_SET EXERCISE_
Pick out every line holding the string "seluruh" and copy it.

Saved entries
○ ○ ○ ○

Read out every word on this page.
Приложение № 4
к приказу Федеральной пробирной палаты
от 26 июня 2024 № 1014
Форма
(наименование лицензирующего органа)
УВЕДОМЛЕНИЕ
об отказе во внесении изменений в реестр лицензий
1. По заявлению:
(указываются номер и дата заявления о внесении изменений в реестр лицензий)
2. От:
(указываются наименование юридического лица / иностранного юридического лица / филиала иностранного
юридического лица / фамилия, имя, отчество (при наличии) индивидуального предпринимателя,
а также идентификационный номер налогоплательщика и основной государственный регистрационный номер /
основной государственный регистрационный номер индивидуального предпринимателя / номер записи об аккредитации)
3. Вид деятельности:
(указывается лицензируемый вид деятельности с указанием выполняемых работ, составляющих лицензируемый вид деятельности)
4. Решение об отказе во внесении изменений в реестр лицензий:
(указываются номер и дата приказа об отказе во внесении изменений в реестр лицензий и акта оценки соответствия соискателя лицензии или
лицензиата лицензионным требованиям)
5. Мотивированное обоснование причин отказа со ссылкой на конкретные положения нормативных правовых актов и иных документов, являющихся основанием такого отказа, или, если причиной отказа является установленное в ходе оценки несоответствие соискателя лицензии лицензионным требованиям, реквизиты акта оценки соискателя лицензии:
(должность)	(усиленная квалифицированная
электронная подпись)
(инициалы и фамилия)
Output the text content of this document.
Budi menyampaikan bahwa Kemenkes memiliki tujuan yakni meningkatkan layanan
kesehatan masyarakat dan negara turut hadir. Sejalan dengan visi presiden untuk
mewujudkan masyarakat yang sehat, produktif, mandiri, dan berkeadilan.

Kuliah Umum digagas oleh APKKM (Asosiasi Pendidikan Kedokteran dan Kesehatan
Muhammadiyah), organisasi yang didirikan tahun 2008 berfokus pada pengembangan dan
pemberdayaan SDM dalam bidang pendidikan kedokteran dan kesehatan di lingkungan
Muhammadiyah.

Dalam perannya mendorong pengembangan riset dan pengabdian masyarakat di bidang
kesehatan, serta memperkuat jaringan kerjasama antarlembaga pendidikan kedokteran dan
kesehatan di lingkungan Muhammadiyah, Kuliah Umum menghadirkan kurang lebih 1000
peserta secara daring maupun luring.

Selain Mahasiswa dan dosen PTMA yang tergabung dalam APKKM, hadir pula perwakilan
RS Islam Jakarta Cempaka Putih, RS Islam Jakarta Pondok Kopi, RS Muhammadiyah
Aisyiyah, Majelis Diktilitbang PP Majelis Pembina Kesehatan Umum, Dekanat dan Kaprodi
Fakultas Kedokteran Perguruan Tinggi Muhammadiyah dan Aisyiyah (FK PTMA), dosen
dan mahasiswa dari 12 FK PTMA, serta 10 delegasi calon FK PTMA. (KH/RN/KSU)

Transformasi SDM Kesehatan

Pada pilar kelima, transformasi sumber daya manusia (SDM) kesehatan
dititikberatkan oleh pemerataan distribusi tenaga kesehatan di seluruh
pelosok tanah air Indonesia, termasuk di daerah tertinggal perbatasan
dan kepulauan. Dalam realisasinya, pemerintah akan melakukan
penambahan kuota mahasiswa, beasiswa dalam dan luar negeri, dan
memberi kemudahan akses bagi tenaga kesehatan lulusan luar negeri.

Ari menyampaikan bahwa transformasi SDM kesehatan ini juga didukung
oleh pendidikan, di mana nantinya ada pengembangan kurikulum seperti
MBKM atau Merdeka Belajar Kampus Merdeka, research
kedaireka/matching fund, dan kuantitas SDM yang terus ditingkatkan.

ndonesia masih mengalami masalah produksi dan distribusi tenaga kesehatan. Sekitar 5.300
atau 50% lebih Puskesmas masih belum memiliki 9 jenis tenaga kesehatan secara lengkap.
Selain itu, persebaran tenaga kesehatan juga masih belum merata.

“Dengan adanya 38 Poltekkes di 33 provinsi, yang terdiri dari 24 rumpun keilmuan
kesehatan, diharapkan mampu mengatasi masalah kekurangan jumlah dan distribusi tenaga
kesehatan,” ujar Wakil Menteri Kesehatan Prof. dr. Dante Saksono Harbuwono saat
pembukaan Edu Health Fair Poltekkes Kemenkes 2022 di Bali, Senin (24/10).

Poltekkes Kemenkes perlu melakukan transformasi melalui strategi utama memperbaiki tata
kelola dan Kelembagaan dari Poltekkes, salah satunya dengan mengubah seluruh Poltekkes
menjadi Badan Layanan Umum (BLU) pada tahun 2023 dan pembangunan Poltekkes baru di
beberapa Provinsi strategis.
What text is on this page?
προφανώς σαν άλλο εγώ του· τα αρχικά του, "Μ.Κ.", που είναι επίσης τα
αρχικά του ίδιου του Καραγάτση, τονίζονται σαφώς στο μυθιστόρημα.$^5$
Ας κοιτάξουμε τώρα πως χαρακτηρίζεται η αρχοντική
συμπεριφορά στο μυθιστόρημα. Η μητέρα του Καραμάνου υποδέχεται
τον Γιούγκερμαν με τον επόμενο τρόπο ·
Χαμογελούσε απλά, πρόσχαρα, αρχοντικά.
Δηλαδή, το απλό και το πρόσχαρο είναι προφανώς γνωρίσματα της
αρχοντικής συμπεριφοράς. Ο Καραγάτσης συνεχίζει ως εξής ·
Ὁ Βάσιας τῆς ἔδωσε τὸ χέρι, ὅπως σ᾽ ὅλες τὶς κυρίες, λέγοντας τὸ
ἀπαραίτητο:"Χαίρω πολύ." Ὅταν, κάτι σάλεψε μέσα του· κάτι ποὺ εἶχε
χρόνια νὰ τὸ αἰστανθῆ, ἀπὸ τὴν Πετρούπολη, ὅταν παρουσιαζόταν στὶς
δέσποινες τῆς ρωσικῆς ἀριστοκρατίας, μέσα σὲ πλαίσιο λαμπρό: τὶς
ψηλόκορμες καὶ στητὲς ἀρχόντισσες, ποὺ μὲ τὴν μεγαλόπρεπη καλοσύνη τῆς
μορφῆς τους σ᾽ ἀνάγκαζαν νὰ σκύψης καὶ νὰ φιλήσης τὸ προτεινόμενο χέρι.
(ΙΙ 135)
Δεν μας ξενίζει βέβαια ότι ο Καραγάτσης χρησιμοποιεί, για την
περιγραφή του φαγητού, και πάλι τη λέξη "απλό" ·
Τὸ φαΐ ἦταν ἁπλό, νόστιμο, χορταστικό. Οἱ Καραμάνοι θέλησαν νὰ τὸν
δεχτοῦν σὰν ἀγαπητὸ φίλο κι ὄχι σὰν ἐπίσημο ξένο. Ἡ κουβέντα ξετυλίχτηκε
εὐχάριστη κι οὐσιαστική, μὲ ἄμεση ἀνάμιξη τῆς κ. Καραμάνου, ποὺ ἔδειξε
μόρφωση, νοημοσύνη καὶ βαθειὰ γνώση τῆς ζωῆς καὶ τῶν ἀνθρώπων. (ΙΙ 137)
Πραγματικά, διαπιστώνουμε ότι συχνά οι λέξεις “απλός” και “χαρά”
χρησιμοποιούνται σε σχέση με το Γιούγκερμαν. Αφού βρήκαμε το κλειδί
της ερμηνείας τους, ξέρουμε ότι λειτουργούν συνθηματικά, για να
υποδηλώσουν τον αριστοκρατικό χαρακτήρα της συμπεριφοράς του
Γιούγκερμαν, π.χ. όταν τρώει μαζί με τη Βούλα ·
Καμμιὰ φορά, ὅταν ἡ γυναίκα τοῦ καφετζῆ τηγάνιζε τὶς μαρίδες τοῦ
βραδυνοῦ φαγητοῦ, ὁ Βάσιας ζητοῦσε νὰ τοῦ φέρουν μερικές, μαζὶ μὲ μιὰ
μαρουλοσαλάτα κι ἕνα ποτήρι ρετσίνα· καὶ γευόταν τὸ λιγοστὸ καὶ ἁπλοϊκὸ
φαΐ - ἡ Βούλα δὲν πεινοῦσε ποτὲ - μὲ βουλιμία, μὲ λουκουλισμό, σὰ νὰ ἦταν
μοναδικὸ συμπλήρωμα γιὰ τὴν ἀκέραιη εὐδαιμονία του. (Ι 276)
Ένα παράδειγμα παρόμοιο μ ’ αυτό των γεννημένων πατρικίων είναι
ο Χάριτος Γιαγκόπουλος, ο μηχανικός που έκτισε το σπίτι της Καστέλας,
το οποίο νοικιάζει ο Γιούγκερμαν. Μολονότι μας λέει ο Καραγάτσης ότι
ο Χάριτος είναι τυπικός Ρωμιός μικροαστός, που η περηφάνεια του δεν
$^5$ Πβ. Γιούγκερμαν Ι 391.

○ ○ ○ ○

_THE OUTPUT_
dititikberatkan oleh pemerataan distribusi tenaga kesehatan di seluruh
kelola dan Kelembagaan dari Poltekkes, salah satunya dengan mengubah seluruh Poltekkes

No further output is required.